◆ PROVIDED ENTRIES:
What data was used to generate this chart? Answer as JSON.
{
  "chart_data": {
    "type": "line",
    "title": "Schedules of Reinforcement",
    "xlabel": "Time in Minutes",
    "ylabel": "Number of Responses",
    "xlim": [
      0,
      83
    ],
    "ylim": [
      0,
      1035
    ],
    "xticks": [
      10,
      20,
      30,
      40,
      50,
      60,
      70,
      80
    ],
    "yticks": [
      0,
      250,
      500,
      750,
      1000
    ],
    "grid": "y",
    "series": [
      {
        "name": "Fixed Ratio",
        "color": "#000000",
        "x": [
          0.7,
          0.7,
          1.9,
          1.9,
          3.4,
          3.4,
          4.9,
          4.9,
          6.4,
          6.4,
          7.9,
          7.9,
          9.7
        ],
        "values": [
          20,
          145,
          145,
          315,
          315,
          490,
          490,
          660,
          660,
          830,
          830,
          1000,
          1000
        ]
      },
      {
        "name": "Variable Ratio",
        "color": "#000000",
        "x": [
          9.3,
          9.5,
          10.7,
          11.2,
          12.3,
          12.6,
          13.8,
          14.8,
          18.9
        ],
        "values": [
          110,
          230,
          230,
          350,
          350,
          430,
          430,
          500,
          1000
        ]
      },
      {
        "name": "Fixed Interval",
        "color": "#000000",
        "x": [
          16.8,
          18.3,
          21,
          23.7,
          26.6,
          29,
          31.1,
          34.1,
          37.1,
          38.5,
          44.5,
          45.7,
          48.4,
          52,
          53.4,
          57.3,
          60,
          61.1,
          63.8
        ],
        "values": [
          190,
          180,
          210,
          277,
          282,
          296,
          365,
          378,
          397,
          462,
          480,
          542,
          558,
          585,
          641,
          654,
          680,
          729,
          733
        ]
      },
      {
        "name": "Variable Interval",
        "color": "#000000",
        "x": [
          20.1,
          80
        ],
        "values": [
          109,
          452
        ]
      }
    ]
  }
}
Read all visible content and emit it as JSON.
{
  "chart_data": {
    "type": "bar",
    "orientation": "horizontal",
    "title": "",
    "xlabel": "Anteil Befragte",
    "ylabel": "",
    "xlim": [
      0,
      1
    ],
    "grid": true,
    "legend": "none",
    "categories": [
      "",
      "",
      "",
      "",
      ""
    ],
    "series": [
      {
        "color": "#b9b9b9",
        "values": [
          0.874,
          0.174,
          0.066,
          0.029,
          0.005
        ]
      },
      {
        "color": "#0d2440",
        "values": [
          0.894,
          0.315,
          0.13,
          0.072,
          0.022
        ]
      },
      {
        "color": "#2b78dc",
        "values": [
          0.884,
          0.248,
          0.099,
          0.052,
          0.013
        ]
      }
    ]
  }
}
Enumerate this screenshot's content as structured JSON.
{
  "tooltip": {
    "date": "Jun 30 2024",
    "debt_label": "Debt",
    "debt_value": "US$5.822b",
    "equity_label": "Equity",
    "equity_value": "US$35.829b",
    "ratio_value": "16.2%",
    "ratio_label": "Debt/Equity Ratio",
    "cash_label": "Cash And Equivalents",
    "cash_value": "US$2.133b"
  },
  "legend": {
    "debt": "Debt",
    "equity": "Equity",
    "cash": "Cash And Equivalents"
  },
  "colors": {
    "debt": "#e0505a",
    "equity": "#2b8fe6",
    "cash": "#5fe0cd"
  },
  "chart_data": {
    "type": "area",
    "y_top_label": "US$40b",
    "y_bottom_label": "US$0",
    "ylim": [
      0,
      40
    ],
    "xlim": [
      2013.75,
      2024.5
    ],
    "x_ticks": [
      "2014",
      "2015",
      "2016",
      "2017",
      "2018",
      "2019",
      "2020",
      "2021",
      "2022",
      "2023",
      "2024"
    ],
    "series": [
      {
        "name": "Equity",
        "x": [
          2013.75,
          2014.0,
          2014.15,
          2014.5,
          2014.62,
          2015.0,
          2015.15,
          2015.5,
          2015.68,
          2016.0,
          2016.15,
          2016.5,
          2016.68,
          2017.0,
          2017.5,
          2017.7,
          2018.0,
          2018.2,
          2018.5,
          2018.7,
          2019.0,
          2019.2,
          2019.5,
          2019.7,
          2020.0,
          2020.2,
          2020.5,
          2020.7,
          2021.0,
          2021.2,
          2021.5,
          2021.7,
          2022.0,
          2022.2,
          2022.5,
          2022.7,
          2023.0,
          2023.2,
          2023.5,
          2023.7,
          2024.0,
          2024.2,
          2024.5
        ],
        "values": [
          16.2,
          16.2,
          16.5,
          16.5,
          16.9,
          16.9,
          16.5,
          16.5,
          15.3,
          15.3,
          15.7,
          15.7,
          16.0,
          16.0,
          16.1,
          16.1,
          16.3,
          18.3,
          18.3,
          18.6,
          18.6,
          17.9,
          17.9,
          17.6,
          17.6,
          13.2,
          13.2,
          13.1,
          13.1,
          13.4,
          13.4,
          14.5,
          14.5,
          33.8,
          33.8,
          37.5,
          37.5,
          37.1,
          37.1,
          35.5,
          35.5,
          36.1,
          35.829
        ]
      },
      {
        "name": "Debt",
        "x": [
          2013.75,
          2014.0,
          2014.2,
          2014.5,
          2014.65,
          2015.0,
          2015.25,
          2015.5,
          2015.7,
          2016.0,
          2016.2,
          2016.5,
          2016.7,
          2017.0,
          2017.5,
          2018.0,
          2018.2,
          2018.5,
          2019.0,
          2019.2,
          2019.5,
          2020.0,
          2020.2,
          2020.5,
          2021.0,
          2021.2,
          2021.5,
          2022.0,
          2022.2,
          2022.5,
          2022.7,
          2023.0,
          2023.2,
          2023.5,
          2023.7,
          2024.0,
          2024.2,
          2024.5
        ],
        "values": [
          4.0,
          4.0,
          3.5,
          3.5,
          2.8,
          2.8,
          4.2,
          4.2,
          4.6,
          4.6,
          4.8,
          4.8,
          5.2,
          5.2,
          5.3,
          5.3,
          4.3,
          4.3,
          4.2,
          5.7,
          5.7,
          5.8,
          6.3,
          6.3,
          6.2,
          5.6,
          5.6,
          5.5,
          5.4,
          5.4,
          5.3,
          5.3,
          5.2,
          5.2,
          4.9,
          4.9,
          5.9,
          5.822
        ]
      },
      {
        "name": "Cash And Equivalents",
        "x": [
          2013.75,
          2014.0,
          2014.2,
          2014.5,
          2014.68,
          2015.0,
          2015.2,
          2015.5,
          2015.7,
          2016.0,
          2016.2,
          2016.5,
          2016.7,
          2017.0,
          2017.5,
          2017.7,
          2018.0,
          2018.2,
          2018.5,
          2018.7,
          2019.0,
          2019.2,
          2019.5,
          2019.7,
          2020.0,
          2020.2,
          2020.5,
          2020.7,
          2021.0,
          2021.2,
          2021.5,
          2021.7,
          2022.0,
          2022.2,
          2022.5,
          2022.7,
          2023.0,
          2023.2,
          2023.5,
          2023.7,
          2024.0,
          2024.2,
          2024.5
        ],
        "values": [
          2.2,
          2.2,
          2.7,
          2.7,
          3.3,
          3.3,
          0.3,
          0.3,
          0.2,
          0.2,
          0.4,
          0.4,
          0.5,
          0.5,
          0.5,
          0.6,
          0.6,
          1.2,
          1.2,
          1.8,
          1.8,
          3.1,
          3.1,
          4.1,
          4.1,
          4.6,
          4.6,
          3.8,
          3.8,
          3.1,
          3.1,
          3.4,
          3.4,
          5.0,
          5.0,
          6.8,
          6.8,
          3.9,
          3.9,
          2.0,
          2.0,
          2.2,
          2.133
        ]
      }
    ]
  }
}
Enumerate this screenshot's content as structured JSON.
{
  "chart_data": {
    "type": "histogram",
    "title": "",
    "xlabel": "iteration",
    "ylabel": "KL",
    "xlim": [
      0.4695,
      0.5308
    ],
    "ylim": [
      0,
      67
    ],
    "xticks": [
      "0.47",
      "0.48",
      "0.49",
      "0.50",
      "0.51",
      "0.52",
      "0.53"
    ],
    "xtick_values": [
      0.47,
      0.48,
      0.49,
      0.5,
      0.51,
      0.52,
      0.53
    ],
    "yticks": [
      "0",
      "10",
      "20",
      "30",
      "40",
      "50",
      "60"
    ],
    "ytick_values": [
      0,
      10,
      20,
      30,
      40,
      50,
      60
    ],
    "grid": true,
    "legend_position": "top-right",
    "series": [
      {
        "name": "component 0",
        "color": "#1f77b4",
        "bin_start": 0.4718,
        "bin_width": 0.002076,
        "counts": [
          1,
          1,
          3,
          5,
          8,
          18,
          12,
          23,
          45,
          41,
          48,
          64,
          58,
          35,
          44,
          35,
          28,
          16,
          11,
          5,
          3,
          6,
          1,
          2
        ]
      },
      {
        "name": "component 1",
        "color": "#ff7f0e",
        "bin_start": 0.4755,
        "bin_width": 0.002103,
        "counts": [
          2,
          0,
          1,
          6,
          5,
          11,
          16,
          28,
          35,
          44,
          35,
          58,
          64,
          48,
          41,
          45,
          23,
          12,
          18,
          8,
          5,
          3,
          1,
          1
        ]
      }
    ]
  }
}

◆ GIVEN PROBLEM:
Find every line in the records that contains the word "Fixed"; copy those lines.

◆ EXERCISE RESULT:
        "name": "Fixed Ratio",
        "name": "Fixed Interval",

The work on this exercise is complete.